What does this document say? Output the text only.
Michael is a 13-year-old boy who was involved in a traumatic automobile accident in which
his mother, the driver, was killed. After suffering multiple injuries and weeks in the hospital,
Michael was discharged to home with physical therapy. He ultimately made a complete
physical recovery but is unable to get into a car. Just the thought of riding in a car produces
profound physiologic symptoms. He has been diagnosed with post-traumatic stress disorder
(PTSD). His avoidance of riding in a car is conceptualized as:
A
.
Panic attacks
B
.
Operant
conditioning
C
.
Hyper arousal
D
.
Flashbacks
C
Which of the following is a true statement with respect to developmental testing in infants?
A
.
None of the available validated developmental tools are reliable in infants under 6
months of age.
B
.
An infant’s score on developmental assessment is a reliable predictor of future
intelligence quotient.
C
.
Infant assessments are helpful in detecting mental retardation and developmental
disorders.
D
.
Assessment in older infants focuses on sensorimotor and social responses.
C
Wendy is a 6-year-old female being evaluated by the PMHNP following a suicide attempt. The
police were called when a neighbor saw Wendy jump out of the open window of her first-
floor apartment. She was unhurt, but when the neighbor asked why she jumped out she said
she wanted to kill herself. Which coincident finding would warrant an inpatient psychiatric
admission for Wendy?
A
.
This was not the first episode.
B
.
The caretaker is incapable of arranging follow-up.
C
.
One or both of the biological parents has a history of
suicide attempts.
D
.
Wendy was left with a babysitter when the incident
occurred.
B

____________

Each record above should be restated word for word.

*OUTPUT OF THE EXERCISE*
What does this document say? Output the text only.
Michael is a 13-year-old boy who was involved in a traumatic automobile accident in which
his mother, the driver, was killed. After suffering multiple injuries and weeks in the hospital,
Michael was discharged to home with physical therapy. He ultimately made a complete
physical recovery but is unable to get into a car. Just the thought of riding in a car produces
profound physiologic symptoms. He has been diagnosed with post-traumatic stress disorder
(PTSD). His avoidance of riding in a car is conceptualized as:
A
.
Panic attacks
B
.
Operant
conditioning
C
.
Hyper arousal
D
.
Flashbacks
C
Which of the following is a true statement with respect to developmental testing in infants?
A
.
None of the available validated developmental tools are reliable in infants under 6
months of age.
B
.
An infant’s score on developmental assessment is a reliable predictor of future
intelligence quotient.
C
.
Infant assessments are helpful in detecting mental retardation and developmental
disorders.
D
.
Assessment in older infants focuses on sensorimotor and social responses.
C
Wendy is a 6-year-old female being evaluated by the PMHNP following a suicide attempt. The
police were called when a neighbor saw Wendy jump out of the open window of her first-
floor apartment. She was unhurt, but when the neighbor asked why she jumped out she said
she wanted to kill herself. Which coincident finding would warrant an inpatient psychiatric
admission for Wendy?
A
.
This was not the first episode.
B
.
The caretaker is incapable of arranging follow-up.
C
.
One or both of the biological parents has a history of
suicide attempts.
D
.
Wendy was left with a babysitter when the incident
occurred.
B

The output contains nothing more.